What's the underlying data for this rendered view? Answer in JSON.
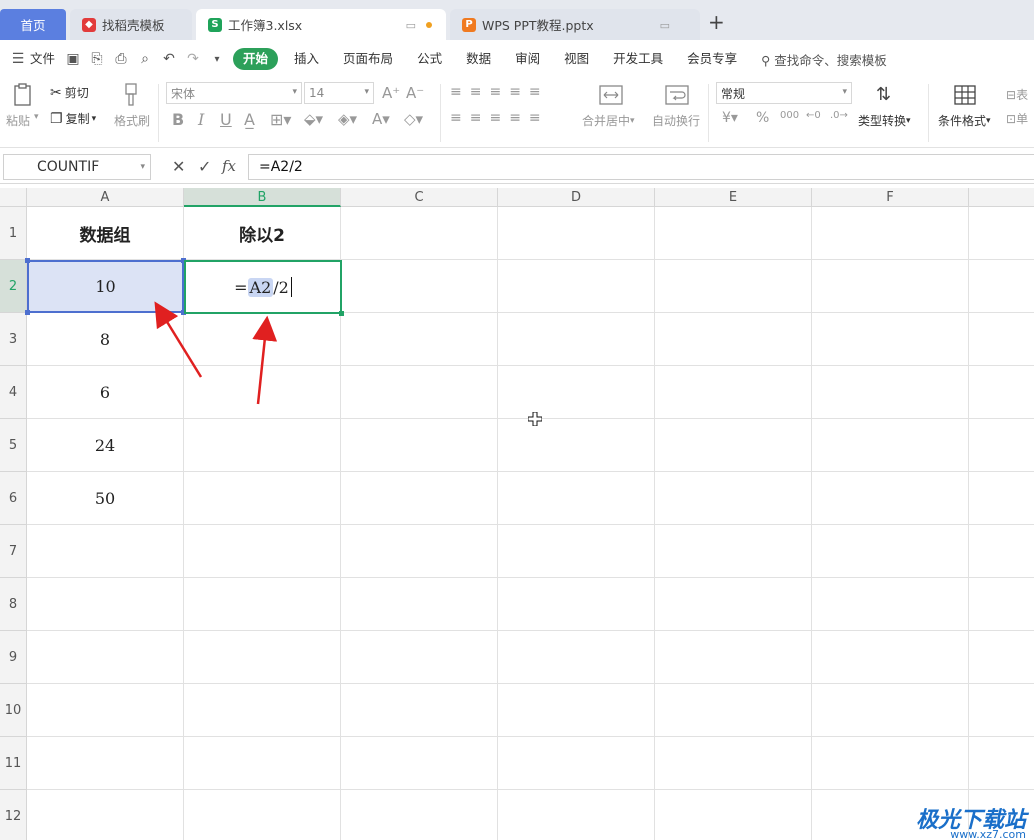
{
  "tabs": {
    "home": "首页",
    "template": "找稻壳模板",
    "workbook": "工作簿3.xlsx",
    "ppt": "WPS PPT教程.pptx"
  },
  "menu": {
    "file": "文件",
    "items": [
      "开始",
      "插入",
      "页面布局",
      "公式",
      "数据",
      "审阅",
      "视图",
      "开发工具",
      "会员专享"
    ],
    "search": "查找命令、搜索模板"
  },
  "ribbon": {
    "paste": "粘贴",
    "cut": "剪切",
    "copy": "复制",
    "format_painter": "格式刷",
    "font_name": "宋体",
    "font_size": "14",
    "merge": "合并居中",
    "wrap": "自动换行",
    "number_format": "常规",
    "type_convert": "类型转换",
    "cond_format": "条件格式",
    "table_style_partial": "表",
    "cell_partial": "单"
  },
  "formula_bar": {
    "name_box": "COUNTIF",
    "fx": "fx",
    "formula": "=A2/2"
  },
  "columns": [
    "A",
    "B",
    "C",
    "D",
    "E",
    "F"
  ],
  "rows": [
    "1",
    "2",
    "3",
    "4",
    "5",
    "6",
    "7",
    "8",
    "9",
    "10",
    "11",
    "12"
  ],
  "cells": {
    "A1": "数据组",
    "B1": "除以2",
    "A2": "10",
    "A3": "8",
    "A4": "6",
    "A5": "24",
    "A6": "50"
  },
  "editing": {
    "eq": "=",
    "ref": "A2",
    "rest": "/2"
  },
  "watermark": {
    "title": "极光下载站",
    "url": "www.xz7.com"
  },
  "colors": {
    "accent_green": "#21a366",
    "ref_blue": "#4d6fcf",
    "arrow_red": "#e02020"
  }
}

----

> [Given request]
Except for the pictures, give all the material above again verbatim.

> [Written response]
What's the underlying data for this rendered view? Answer in JSON.
{
  "tabs": {
    "home": "首页",
    "template": "找稻壳模板",
    "workbook": "工作簿3.xlsx",
    "ppt": "WPS PPT教程.pptx"
  },
  "menu": {
    "file": "文件",
    "items": [
      "开始",
      "插入",
      "页面布局",
      "公式",
      "数据",
      "审阅",
      "视图",
      "开发工具",
      "会员专享"
    ],
    "search": "查找命令、搜索模板"
  },
  "ribbon": {
    "paste": "粘贴",
    "cut": "剪切",
    "copy": "复制",
    "format_painter": "格式刷",
    "font_name": "宋体",
    "font_size": "14",
    "merge": "合并居中",
    "wrap": "自动换行",
    "number_format": "常规",
    "type_convert": "类型转换",
    "cond_format": "条件格式",
    "table_style_partial": "表",
    "cell_partial": "单"
  },
  "formula_bar": {
    "name_box": "COUNTIF",
    "fx": "fx",
    "formula": "=A2/2"
  },
  "columns": [
    "A",
    "B",
    "C",
    "D",
    "E",
    "F"
  ],
  "rows": [
    "1",
    "2",
    "3",
    "4",
    "5",
    "6",
    "7",
    "8",
    "9",
    "10",
    "11",
    "12"
  ],
  "cells": {
    "A1": "数据组",
    "B1": "除以2",
    "A2": "10",
    "A3": "8",
    "A4": "6",
    "A5": "24",
    "A6": "50"
  },
  "editing": {
    "eq": "=",
    "ref": "A2",
    "rest": "/2"
  },
  "watermark": {
    "title": "极光下载站",
    "url": "www.xz7.com"
  },
  "colors": {
    "accent_green": "#21a366",
    "ref_blue": "#4d6fcf",
    "arrow_red": "#e02020"
  }
}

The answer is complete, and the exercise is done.